====== Material provided

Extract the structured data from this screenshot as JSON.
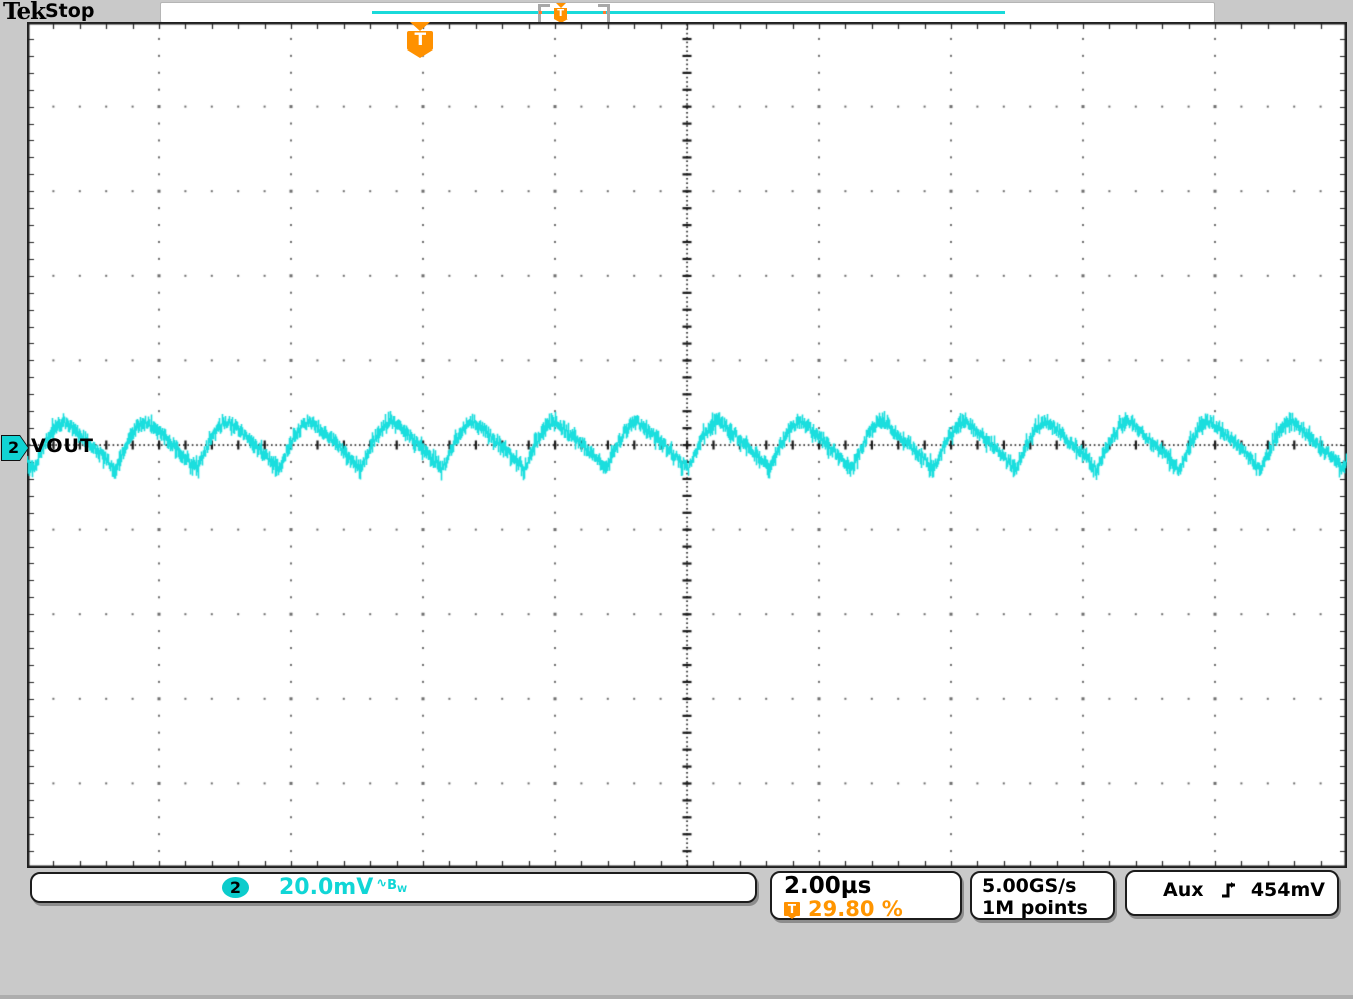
{
  "header": {
    "brand": "Tek",
    "status": "Stop"
  },
  "record_view": {
    "description": "acquisition record bar with zoom window brackets",
    "trigger_flag": "T",
    "trigger_position_pct": 29.8
  },
  "channel": {
    "badge": "2",
    "label": "VOUT",
    "scale": "20.0mV",
    "coupling_symbol": "∿",
    "bandwidth_main": "B",
    "bandwidth_sub": "W",
    "color": "#10d6d6"
  },
  "horizontal": {
    "scale": "2.00µs",
    "trigger_flag": "T",
    "trigger_position": "29.80 %"
  },
  "acquisition": {
    "sample_rate": "5.00GS/s",
    "record_length": "1M points"
  },
  "trigger": {
    "source": "Aux",
    "slope": "rising-edge",
    "level": "454mV",
    "color": "#ff9100"
  },
  "chart_data": {
    "type": "line",
    "title": "Oscilloscope graticule with CH2 output ripple (VOUT)",
    "series": [
      {
        "name": "CH2 VOUT",
        "color": "#1adede"
      }
    ],
    "divisions": {
      "x": 10,
      "y": 10,
      "minor_per_div": 5
    },
    "horizontal_scale_us_per_div": 2.0,
    "vertical_scale_mV_per_div": 20.0,
    "trigger_position_pct": 29.8,
    "grid": {
      "style": "dotted graticule, ticked center cross",
      "dot_color": "#6e6e6e",
      "center_color": "#1a1a1a",
      "border_color": "#1f1f1f",
      "background": "#ffffff"
    },
    "waveform": {
      "shape": "asymmetric switching ripple: fast rounded rise, slower sawtooth fall, noisy band",
      "period_us": 1.24,
      "frequency_kHz": 807,
      "ripple_peak_mV": 5.4,
      "ripple_trough_mV": -5.7,
      "peak_to_peak_mV": 11.1,
      "rise_fraction": 0.39,
      "noise_band_mV": 2.2,
      "reference": "CH2 marker at vertical screen center"
    }
  }
}
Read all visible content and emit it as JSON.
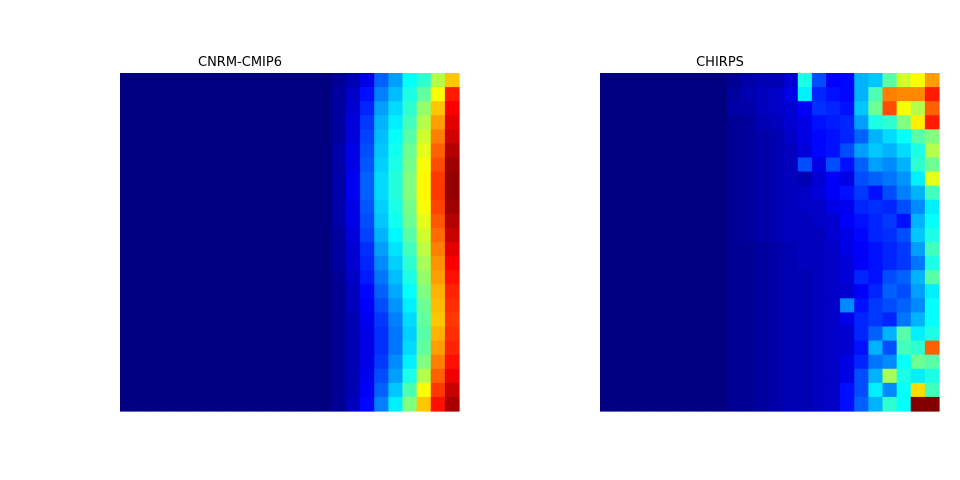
{
  "chart_data": [
    {
      "type": "heatmap",
      "title": "CNRM-CMIP6",
      "colormap": "jet",
      "vrange": [
        0,
        1
      ],
      "rows": 24,
      "cols": 24,
      "profile": [
        [
          0.0,
          0.0,
          0.0,
          0.0,
          0.0,
          0.0,
          0.0,
          0.0,
          0.0,
          0.0,
          0.0,
          0.0,
          0.0,
          0.0,
          0.0,
          0.02,
          0.05,
          0.1,
          0.22,
          0.28,
          0.38,
          0.42,
          0.55,
          0.68
        ],
        [
          0.0,
          0.0,
          0.0,
          0.0,
          0.0,
          0.0,
          0.0,
          0.0,
          0.0,
          0.0,
          0.0,
          0.0,
          0.0,
          0.0,
          0.0,
          0.03,
          0.07,
          0.14,
          0.25,
          0.31,
          0.4,
          0.47,
          0.62,
          0.85
        ],
        [
          0.0,
          0.0,
          0.0,
          0.0,
          0.0,
          0.0,
          0.0,
          0.0,
          0.0,
          0.0,
          0.0,
          0.0,
          0.0,
          0.0,
          0.0,
          0.03,
          0.08,
          0.16,
          0.28,
          0.34,
          0.42,
          0.52,
          0.68,
          0.88
        ],
        [
          0.0,
          0.0,
          0.0,
          0.0,
          0.0,
          0.0,
          0.0,
          0.0,
          0.0,
          0.0,
          0.0,
          0.0,
          0.0,
          0.0,
          0.0,
          0.03,
          0.09,
          0.18,
          0.3,
          0.36,
          0.44,
          0.55,
          0.72,
          0.9
        ],
        [
          0.0,
          0.0,
          0.0,
          0.0,
          0.0,
          0.0,
          0.0,
          0.0,
          0.0,
          0.0,
          0.0,
          0.0,
          0.0,
          0.0,
          0.0,
          0.03,
          0.09,
          0.19,
          0.31,
          0.38,
          0.46,
          0.58,
          0.75,
          0.92
        ],
        [
          0.0,
          0.0,
          0.0,
          0.0,
          0.0,
          0.0,
          0.0,
          0.0,
          0.0,
          0.0,
          0.0,
          0.0,
          0.0,
          0.0,
          0.0,
          0.04,
          0.1,
          0.2,
          0.32,
          0.39,
          0.48,
          0.6,
          0.78,
          0.95
        ],
        [
          0.0,
          0.0,
          0.0,
          0.0,
          0.0,
          0.0,
          0.0,
          0.0,
          0.0,
          0.0,
          0.0,
          0.0,
          0.0,
          0.0,
          0.0,
          0.04,
          0.1,
          0.21,
          0.33,
          0.4,
          0.49,
          0.62,
          0.8,
          0.97
        ],
        [
          0.0,
          0.0,
          0.0,
          0.0,
          0.0,
          0.0,
          0.0,
          0.0,
          0.0,
          0.0,
          0.0,
          0.0,
          0.0,
          0.0,
          0.0,
          0.04,
          0.11,
          0.22,
          0.34,
          0.41,
          0.5,
          0.63,
          0.82,
          0.98
        ],
        [
          0.0,
          0.0,
          0.0,
          0.0,
          0.0,
          0.0,
          0.0,
          0.0,
          0.0,
          0.0,
          0.0,
          0.0,
          0.0,
          0.0,
          0.0,
          0.04,
          0.11,
          0.22,
          0.34,
          0.41,
          0.5,
          0.63,
          0.82,
          0.98
        ],
        [
          0.0,
          0.0,
          0.0,
          0.0,
          0.0,
          0.0,
          0.0,
          0.0,
          0.0,
          0.0,
          0.0,
          0.0,
          0.0,
          0.0,
          0.0,
          0.04,
          0.1,
          0.21,
          0.33,
          0.4,
          0.49,
          0.62,
          0.81,
          0.97
        ],
        [
          0.0,
          0.0,
          0.0,
          0.0,
          0.0,
          0.0,
          0.0,
          0.0,
          0.0,
          0.0,
          0.0,
          0.0,
          0.0,
          0.0,
          0.0,
          0.04,
          0.1,
          0.2,
          0.32,
          0.39,
          0.48,
          0.6,
          0.79,
          0.95
        ],
        [
          0.0,
          0.0,
          0.0,
          0.0,
          0.0,
          0.0,
          0.0,
          0.0,
          0.0,
          0.0,
          0.0,
          0.0,
          0.0,
          0.0,
          0.0,
          0.03,
          0.09,
          0.19,
          0.3,
          0.37,
          0.46,
          0.58,
          0.77,
          0.93
        ],
        [
          0.0,
          0.0,
          0.0,
          0.0,
          0.0,
          0.0,
          0.0,
          0.0,
          0.0,
          0.0,
          0.0,
          0.0,
          0.0,
          0.0,
          0.0,
          0.03,
          0.08,
          0.17,
          0.28,
          0.35,
          0.44,
          0.56,
          0.75,
          0.9
        ],
        [
          0.0,
          0.0,
          0.0,
          0.0,
          0.0,
          0.0,
          0.0,
          0.0,
          0.0,
          0.0,
          0.0,
          0.0,
          0.0,
          0.0,
          0.0,
          0.03,
          0.08,
          0.16,
          0.26,
          0.33,
          0.42,
          0.54,
          0.73,
          0.88
        ],
        [
          0.0,
          0.0,
          0.0,
          0.0,
          0.0,
          0.0,
          0.0,
          0.0,
          0.0,
          0.0,
          0.0,
          0.0,
          0.0,
          0.0,
          0.0,
          0.02,
          0.07,
          0.15,
          0.24,
          0.31,
          0.4,
          0.52,
          0.72,
          0.86
        ],
        [
          0.0,
          0.0,
          0.0,
          0.0,
          0.0,
          0.0,
          0.0,
          0.0,
          0.0,
          0.0,
          0.0,
          0.0,
          0.0,
          0.0,
          0.0,
          0.02,
          0.06,
          0.13,
          0.22,
          0.29,
          0.38,
          0.5,
          0.7,
          0.84
        ],
        [
          0.0,
          0.0,
          0.0,
          0.0,
          0.0,
          0.0,
          0.0,
          0.0,
          0.0,
          0.0,
          0.0,
          0.0,
          0.0,
          0.0,
          0.0,
          0.02,
          0.06,
          0.12,
          0.2,
          0.27,
          0.36,
          0.48,
          0.69,
          0.83
        ],
        [
          0.0,
          0.0,
          0.0,
          0.0,
          0.0,
          0.0,
          0.0,
          0.0,
          0.0,
          0.0,
          0.0,
          0.0,
          0.0,
          0.0,
          0.0,
          0.02,
          0.05,
          0.11,
          0.18,
          0.25,
          0.34,
          0.47,
          0.68,
          0.82
        ],
        [
          0.0,
          0.0,
          0.0,
          0.0,
          0.0,
          0.0,
          0.0,
          0.0,
          0.0,
          0.0,
          0.0,
          0.0,
          0.0,
          0.0,
          0.0,
          0.02,
          0.05,
          0.1,
          0.17,
          0.24,
          0.33,
          0.46,
          0.7,
          0.83
        ],
        [
          0.0,
          0.0,
          0.0,
          0.0,
          0.0,
          0.0,
          0.0,
          0.0,
          0.0,
          0.0,
          0.0,
          0.0,
          0.0,
          0.0,
          0.0,
          0.02,
          0.05,
          0.1,
          0.17,
          0.24,
          0.34,
          0.47,
          0.72,
          0.84
        ],
        [
          0.0,
          0.0,
          0.0,
          0.0,
          0.0,
          0.0,
          0.0,
          0.0,
          0.0,
          0.0,
          0.0,
          0.0,
          0.0,
          0.0,
          0.0,
          0.02,
          0.05,
          0.1,
          0.18,
          0.26,
          0.36,
          0.5,
          0.75,
          0.86
        ],
        [
          0.0,
          0.0,
          0.0,
          0.0,
          0.0,
          0.0,
          0.0,
          0.0,
          0.0,
          0.0,
          0.0,
          0.0,
          0.0,
          0.0,
          0.0,
          0.02,
          0.05,
          0.11,
          0.2,
          0.28,
          0.4,
          0.55,
          0.78,
          0.89
        ],
        [
          0.0,
          0.0,
          0.0,
          0.0,
          0.0,
          0.0,
          0.0,
          0.0,
          0.0,
          0.0,
          0.0,
          0.0,
          0.0,
          0.0,
          0.0,
          0.02,
          0.05,
          0.12,
          0.22,
          0.32,
          0.45,
          0.62,
          0.82,
          0.93
        ],
        [
          0.0,
          0.0,
          0.0,
          0.0,
          0.0,
          0.0,
          0.0,
          0.0,
          0.0,
          0.0,
          0.0,
          0.0,
          0.0,
          0.0,
          0.0,
          0.02,
          0.06,
          0.13,
          0.25,
          0.36,
          0.5,
          0.68,
          0.86,
          0.96
        ]
      ]
    },
    {
      "type": "heatmap",
      "title": "CHIRPS",
      "colormap": "jet",
      "vrange": [
        0,
        1
      ],
      "rows": 24,
      "cols": 24,
      "profile": [
        [
          0.0,
          0.0,
          0.0,
          0.0,
          0.0,
          0.0,
          0.0,
          0.0,
          0.0,
          0.02,
          0.04,
          0.05,
          0.05,
          0.08,
          0.4,
          0.2,
          0.12,
          0.13,
          0.3,
          0.32,
          0.46,
          0.58,
          0.62,
          0.72
        ],
        [
          0.0,
          0.0,
          0.0,
          0.0,
          0.0,
          0.0,
          0.0,
          0.0,
          0.0,
          0.03,
          0.05,
          0.06,
          0.07,
          0.1,
          0.36,
          0.16,
          0.14,
          0.13,
          0.3,
          0.45,
          0.75,
          0.74,
          0.74,
          0.85
        ],
        [
          0.0,
          0.0,
          0.0,
          0.0,
          0.0,
          0.0,
          0.0,
          0.0,
          0.0,
          0.04,
          0.04,
          0.06,
          0.07,
          0.08,
          0.12,
          0.17,
          0.16,
          0.14,
          0.32,
          0.48,
          0.8,
          0.62,
          0.55,
          0.78
        ],
        [
          0.0,
          0.0,
          0.0,
          0.0,
          0.0,
          0.0,
          0.0,
          0.0,
          0.0,
          0.02,
          0.03,
          0.05,
          0.06,
          0.08,
          0.1,
          0.14,
          0.15,
          0.16,
          0.28,
          0.4,
          0.42,
          0.5,
          0.64,
          0.85
        ],
        [
          0.0,
          0.0,
          0.0,
          0.0,
          0.0,
          0.0,
          0.0,
          0.0,
          0.0,
          0.02,
          0.03,
          0.04,
          0.05,
          0.07,
          0.1,
          0.13,
          0.14,
          0.16,
          0.22,
          0.3,
          0.34,
          0.38,
          0.46,
          0.5
        ],
        [
          0.0,
          0.0,
          0.0,
          0.0,
          0.0,
          0.0,
          0.0,
          0.0,
          0.0,
          0.02,
          0.03,
          0.04,
          0.05,
          0.06,
          0.09,
          0.13,
          0.14,
          0.2,
          0.28,
          0.32,
          0.3,
          0.34,
          0.4,
          0.55
        ],
        [
          0.0,
          0.0,
          0.0,
          0.0,
          0.0,
          0.0,
          0.0,
          0.0,
          0.0,
          0.02,
          0.03,
          0.04,
          0.05,
          0.06,
          0.2,
          0.1,
          0.2,
          0.14,
          0.22,
          0.28,
          0.26,
          0.3,
          0.42,
          0.48
        ],
        [
          0.0,
          0.0,
          0.0,
          0.0,
          0.0,
          0.0,
          0.0,
          0.0,
          0.0,
          0.02,
          0.03,
          0.04,
          0.05,
          0.06,
          0.05,
          0.08,
          0.12,
          0.1,
          0.2,
          0.22,
          0.24,
          0.27,
          0.36,
          0.6
        ],
        [
          0.0,
          0.0,
          0.0,
          0.0,
          0.0,
          0.0,
          0.0,
          0.0,
          0.0,
          0.02,
          0.03,
          0.04,
          0.05,
          0.06,
          0.07,
          0.09,
          0.12,
          0.14,
          0.18,
          0.14,
          0.2,
          0.25,
          0.3,
          0.44
        ],
        [
          0.0,
          0.0,
          0.0,
          0.0,
          0.0,
          0.0,
          0.0,
          0.0,
          0.0,
          0.02,
          0.03,
          0.04,
          0.05,
          0.06,
          0.07,
          0.07,
          0.1,
          0.11,
          0.16,
          0.17,
          0.16,
          0.2,
          0.26,
          0.36
        ],
        [
          0.0,
          0.0,
          0.0,
          0.0,
          0.0,
          0.0,
          0.0,
          0.0,
          0.0,
          0.02,
          0.03,
          0.04,
          0.05,
          0.06,
          0.06,
          0.07,
          0.08,
          0.12,
          0.14,
          0.16,
          0.18,
          0.14,
          0.3,
          0.38
        ],
        [
          0.0,
          0.0,
          0.0,
          0.0,
          0.0,
          0.0,
          0.0,
          0.0,
          0.0,
          0.02,
          0.03,
          0.04,
          0.05,
          0.06,
          0.06,
          0.06,
          0.08,
          0.1,
          0.13,
          0.16,
          0.17,
          0.2,
          0.32,
          0.4
        ],
        [
          0.0,
          0.0,
          0.0,
          0.0,
          0.0,
          0.0,
          0.0,
          0.0,
          0.0,
          0.02,
          0.02,
          0.03,
          0.04,
          0.05,
          0.06,
          0.06,
          0.07,
          0.1,
          0.12,
          0.14,
          0.16,
          0.18,
          0.28,
          0.44
        ],
        [
          0.0,
          0.0,
          0.0,
          0.0,
          0.0,
          0.0,
          0.0,
          0.0,
          0.0,
          0.02,
          0.02,
          0.03,
          0.04,
          0.05,
          0.06,
          0.06,
          0.07,
          0.09,
          0.12,
          0.14,
          0.16,
          0.18,
          0.24,
          0.4
        ],
        [
          0.0,
          0.0,
          0.0,
          0.0,
          0.0,
          0.0,
          0.0,
          0.0,
          0.0,
          0.02,
          0.02,
          0.03,
          0.04,
          0.05,
          0.05,
          0.06,
          0.07,
          0.09,
          0.16,
          0.14,
          0.2,
          0.22,
          0.3,
          0.46
        ],
        [
          0.0,
          0.0,
          0.0,
          0.0,
          0.0,
          0.0,
          0.0,
          0.0,
          0.0,
          0.02,
          0.02,
          0.03,
          0.04,
          0.05,
          0.05,
          0.06,
          0.07,
          0.08,
          0.12,
          0.16,
          0.22,
          0.2,
          0.28,
          0.36
        ],
        [
          0.0,
          0.0,
          0.0,
          0.0,
          0.0,
          0.0,
          0.0,
          0.0,
          0.0,
          0.02,
          0.02,
          0.03,
          0.04,
          0.05,
          0.05,
          0.06,
          0.07,
          0.26,
          0.14,
          0.18,
          0.2,
          0.22,
          0.26,
          0.38
        ],
        [
          0.0,
          0.0,
          0.0,
          0.0,
          0.0,
          0.0,
          0.0,
          0.0,
          0.0,
          0.02,
          0.02,
          0.03,
          0.04,
          0.05,
          0.05,
          0.06,
          0.07,
          0.1,
          0.16,
          0.18,
          0.16,
          0.24,
          0.3,
          0.38
        ],
        [
          0.0,
          0.0,
          0.0,
          0.0,
          0.0,
          0.0,
          0.0,
          0.0,
          0.0,
          0.02,
          0.02,
          0.03,
          0.04,
          0.05,
          0.05,
          0.06,
          0.07,
          0.08,
          0.16,
          0.22,
          0.3,
          0.46,
          0.36,
          0.4
        ],
        [
          0.0,
          0.0,
          0.0,
          0.0,
          0.0,
          0.0,
          0.0,
          0.0,
          0.0,
          0.02,
          0.02,
          0.03,
          0.04,
          0.05,
          0.05,
          0.06,
          0.07,
          0.08,
          0.14,
          0.3,
          0.2,
          0.44,
          0.42,
          0.78
        ],
        [
          0.0,
          0.0,
          0.0,
          0.0,
          0.0,
          0.0,
          0.0,
          0.0,
          0.0,
          0.02,
          0.02,
          0.03,
          0.04,
          0.05,
          0.05,
          0.06,
          0.07,
          0.1,
          0.16,
          0.24,
          0.26,
          0.38,
          0.48,
          0.46
        ],
        [
          0.0,
          0.0,
          0.0,
          0.0,
          0.0,
          0.0,
          0.0,
          0.0,
          0.0,
          0.02,
          0.02,
          0.03,
          0.04,
          0.05,
          0.05,
          0.06,
          0.07,
          0.1,
          0.2,
          0.3,
          0.54,
          0.4,
          0.36,
          0.4
        ],
        [
          0.0,
          0.0,
          0.0,
          0.0,
          0.0,
          0.0,
          0.0,
          0.0,
          0.0,
          0.02,
          0.02,
          0.03,
          0.04,
          0.05,
          0.05,
          0.06,
          0.07,
          0.14,
          0.2,
          0.36,
          0.26,
          0.38,
          0.66,
          0.44
        ],
        [
          0.0,
          0.0,
          0.0,
          0.0,
          0.0,
          0.0,
          0.0,
          0.0,
          0.0,
          0.02,
          0.02,
          0.03,
          0.04,
          0.05,
          0.05,
          0.06,
          0.07,
          0.14,
          0.22,
          0.3,
          0.42,
          0.38,
          1.0,
          1.0
        ]
      ]
    }
  ]
}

============

Directions for this task:
Say how many lines in this listing hold the string "acquisition", giving the count and nothing more.

Output below:
2